● **Task requirements**:
Copy everything from the beginning of the entries down to and including the line that contains "pixel-cell: 0 (263, 461, 297, 487)", reproducing each line verbatim.

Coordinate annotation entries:
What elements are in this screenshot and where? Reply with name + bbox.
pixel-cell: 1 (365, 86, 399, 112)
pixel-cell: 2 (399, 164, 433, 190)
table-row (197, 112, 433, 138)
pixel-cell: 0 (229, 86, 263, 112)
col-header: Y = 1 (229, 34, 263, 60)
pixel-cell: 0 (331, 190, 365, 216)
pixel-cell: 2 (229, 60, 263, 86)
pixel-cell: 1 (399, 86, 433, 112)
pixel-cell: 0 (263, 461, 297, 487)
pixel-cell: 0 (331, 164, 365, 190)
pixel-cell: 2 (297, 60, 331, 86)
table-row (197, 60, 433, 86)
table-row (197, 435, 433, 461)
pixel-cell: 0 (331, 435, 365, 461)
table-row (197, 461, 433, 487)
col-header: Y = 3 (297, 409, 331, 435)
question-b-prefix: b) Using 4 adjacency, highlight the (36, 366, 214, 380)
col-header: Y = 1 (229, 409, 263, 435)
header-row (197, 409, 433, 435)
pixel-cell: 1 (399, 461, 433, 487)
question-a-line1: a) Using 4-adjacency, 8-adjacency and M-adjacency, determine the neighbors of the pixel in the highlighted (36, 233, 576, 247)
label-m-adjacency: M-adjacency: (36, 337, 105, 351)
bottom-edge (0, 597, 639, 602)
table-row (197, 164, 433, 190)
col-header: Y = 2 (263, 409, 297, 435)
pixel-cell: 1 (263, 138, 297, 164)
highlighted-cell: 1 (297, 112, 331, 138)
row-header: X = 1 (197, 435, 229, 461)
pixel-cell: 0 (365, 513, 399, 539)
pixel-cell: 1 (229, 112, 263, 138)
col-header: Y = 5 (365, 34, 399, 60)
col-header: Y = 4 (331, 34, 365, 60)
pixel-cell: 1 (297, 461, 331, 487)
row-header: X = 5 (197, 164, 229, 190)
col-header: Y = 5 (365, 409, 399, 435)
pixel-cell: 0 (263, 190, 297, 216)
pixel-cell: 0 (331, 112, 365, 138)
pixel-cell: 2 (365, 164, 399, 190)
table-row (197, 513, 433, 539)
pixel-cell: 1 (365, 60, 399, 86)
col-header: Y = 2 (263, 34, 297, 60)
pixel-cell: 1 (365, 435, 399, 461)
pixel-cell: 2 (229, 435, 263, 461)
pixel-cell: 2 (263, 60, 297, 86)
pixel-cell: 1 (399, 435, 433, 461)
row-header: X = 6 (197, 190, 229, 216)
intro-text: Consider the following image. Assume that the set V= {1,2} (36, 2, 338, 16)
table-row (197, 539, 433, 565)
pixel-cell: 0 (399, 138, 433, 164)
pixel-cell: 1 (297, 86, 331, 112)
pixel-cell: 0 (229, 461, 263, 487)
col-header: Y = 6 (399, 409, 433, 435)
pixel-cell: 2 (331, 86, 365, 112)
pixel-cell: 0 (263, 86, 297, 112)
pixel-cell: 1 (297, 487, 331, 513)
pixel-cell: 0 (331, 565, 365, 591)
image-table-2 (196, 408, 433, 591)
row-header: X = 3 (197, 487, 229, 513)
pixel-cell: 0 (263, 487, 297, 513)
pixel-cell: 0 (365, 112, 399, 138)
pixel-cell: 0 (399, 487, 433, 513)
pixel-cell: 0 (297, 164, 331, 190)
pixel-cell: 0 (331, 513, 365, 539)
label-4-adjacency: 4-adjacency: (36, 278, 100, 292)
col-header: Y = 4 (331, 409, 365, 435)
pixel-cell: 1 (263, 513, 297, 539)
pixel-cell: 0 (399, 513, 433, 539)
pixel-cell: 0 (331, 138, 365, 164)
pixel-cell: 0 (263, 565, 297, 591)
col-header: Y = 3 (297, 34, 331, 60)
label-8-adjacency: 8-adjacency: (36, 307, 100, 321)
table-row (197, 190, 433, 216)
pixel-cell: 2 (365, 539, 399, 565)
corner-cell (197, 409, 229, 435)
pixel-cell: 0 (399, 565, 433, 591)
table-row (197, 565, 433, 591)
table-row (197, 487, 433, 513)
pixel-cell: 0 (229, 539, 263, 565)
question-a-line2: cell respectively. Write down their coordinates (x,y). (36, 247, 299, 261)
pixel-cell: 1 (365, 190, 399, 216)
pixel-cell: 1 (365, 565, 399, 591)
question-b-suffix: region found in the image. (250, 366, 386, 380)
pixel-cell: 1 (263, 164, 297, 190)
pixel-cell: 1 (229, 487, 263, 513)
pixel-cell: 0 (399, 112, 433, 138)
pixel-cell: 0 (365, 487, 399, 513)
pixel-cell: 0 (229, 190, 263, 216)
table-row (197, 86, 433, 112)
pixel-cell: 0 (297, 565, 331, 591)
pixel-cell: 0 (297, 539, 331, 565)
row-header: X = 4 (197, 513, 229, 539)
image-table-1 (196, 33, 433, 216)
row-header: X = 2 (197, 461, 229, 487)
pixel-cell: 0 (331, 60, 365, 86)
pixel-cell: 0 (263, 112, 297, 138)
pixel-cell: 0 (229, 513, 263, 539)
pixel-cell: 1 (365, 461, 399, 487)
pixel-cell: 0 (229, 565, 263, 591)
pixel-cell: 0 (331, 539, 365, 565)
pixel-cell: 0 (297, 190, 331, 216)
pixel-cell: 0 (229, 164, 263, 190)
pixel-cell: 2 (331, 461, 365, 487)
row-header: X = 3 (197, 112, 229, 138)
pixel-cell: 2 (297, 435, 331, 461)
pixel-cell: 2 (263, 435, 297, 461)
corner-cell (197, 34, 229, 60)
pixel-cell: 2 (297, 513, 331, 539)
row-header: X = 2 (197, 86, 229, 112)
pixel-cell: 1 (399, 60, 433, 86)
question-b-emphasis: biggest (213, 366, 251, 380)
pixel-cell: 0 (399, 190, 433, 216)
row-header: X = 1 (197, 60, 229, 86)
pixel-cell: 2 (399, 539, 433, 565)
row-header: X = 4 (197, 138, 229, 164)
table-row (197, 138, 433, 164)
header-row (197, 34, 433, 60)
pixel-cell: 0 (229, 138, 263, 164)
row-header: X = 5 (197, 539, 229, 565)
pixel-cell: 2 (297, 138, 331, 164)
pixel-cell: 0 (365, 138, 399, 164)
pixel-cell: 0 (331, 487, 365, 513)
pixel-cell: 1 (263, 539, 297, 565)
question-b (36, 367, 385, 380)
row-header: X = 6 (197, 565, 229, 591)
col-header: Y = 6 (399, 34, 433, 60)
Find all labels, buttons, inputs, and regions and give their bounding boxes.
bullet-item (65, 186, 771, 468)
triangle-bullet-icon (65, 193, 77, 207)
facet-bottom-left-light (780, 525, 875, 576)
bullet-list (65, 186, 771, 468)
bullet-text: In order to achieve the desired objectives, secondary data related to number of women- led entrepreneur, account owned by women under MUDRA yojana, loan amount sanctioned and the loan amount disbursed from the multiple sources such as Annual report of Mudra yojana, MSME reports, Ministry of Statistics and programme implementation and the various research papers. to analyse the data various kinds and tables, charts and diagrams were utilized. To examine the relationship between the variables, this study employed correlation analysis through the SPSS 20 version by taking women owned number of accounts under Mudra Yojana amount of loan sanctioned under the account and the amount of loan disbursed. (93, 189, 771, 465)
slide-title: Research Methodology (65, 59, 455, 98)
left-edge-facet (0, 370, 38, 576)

● **Written response**:
What elements are in this screenshot and where? Reply with name + bbox.
pixel-cell: 1 (365, 86, 399, 112)
pixel-cell: 2 (399, 164, 433, 190)
table-row (197, 112, 433, 138)
pixel-cell: 0 (229, 86, 263, 112)
col-header: Y = 1 (229, 34, 263, 60)
pixel-cell: 0 (331, 190, 365, 216)
pixel-cell: 2 (229, 60, 263, 86)
pixel-cell: 1 (399, 86, 433, 112)
pixel-cell: 0 (263, 461, 297, 487)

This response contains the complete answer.